TASK TO CARRY OUT:
Quote every line of the material beneath this one.
-------- PROVIDED RECORDS --------
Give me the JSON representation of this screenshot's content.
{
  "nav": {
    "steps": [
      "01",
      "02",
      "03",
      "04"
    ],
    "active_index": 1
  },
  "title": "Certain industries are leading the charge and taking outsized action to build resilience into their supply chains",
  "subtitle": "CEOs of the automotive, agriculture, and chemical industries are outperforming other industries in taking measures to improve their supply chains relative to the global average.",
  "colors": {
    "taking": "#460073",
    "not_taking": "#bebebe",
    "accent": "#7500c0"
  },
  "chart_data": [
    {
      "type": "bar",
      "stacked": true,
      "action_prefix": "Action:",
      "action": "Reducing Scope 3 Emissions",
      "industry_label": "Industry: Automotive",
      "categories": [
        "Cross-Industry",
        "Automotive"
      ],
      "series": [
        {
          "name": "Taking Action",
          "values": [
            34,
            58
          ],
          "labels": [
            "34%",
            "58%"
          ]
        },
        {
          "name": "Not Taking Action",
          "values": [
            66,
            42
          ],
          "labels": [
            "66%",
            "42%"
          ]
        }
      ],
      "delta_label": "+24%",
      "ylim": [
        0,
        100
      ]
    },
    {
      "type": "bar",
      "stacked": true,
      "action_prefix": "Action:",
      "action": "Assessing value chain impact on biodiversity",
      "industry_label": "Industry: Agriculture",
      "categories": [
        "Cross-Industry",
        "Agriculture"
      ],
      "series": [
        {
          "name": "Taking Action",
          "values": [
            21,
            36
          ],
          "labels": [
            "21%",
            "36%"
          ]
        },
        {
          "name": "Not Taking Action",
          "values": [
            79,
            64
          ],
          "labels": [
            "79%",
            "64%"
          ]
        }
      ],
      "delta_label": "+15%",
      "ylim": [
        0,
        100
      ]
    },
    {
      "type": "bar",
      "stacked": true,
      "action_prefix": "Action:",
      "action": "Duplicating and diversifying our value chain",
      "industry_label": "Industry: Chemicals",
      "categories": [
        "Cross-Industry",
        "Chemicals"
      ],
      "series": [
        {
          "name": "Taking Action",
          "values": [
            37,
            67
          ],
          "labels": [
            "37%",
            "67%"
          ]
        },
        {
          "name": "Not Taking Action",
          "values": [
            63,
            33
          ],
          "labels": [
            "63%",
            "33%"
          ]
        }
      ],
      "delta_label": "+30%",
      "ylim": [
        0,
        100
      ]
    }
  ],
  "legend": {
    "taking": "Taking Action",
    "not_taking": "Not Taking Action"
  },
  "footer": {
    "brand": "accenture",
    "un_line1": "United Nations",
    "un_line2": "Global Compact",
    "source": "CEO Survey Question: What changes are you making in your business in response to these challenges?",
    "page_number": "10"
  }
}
--------
THE ANSWER:
Give me the JSON representation of this screenshot's content.
{
  "nav": {
    "steps": [
      "01",
      "02",
      "03",
      "04"
    ],
    "active_index": 1
  },
  "title": "Certain industries are leading the charge and taking outsized action to build resilience into their supply chains",
  "subtitle": "CEOs of the automotive, agriculture, and chemical industries are outperforming other industries in taking measures to improve their supply chains relative to the global average.",
  "colors": {
    "taking": "#460073",
    "not_taking": "#bebebe",
    "accent": "#7500c0"
  },
  "chart_data": [
    {
      "type": "bar",
      "stacked": true,
      "action_prefix": "Action:",
      "action": "Reducing Scope 3 Emissions",
      "industry_label": "Industry: Automotive",
      "categories": [
        "Cross-Industry",
        "Automotive"
      ],
      "series": [
        {
          "name": "Taking Action",
          "values": [
            34,
            58
          ],
          "labels": [
            "34%",
            "58%"
          ]
        },
        {
          "name": "Not Taking Action",
          "values": [
            66,
            42
          ],
          "labels": [
            "66%",
            "42%"
          ]
        }
      ],
      "delta_label": "+24%",
      "ylim": [
        0,
        100
      ]
    },
    {
      "type": "bar",
      "stacked": true,
      "action_prefix": "Action:",
      "action": "Assessing value chain impact on biodiversity",
      "industry_label": "Industry: Agriculture",
      "categories": [
        "Cross-Industry",
        "Agriculture"
      ],
      "series": [
        {
          "name": "Taking Action",
          "values": [
            21,
            36
          ],
          "labels": [
            "21%",
            "36%"
          ]
        },
        {
          "name": "Not Taking Action",
          "values": [
            79,
            64
          ],
          "labels": [
            "79%",
            "64%"
          ]
        }
      ],
      "delta_label": "+15%",
      "ylim": [
        0,
        100
      ]
    },
    {
      "type": "bar",
      "stacked": true,
      "action_prefix": "Action:",
      "action": "Duplicating and diversifying our value chain",
      "industry_label": "Industry: Chemicals",
      "categories": [
        "Cross-Industry",
        "Chemicals"
      ],
      "series": [
        {
          "name": "Taking Action",
          "values": [
            37,
            67
          ],
          "labels": [
            "37%",
            "67%"
          ]
        },
        {
          "name": "Not Taking Action",
          "values": [
            63,
            33
          ],
          "labels": [
            "63%",
            "33%"
          ]
        }
      ],
      "delta_label": "+30%",
      "ylim": [
        0,
        100
      ]
    }
  ],
  "legend": {
    "taking": "Taking Action",
    "not_taking": "Not Taking Action"
  },
  "footer": {
    "brand": "accenture",
    "un_line1": "United Nations",
    "un_line2": "Global Compact",
    "source": "CEO Survey Question: What changes are you making in your business in response to these challenges?",
    "page_number": "10"
  }
}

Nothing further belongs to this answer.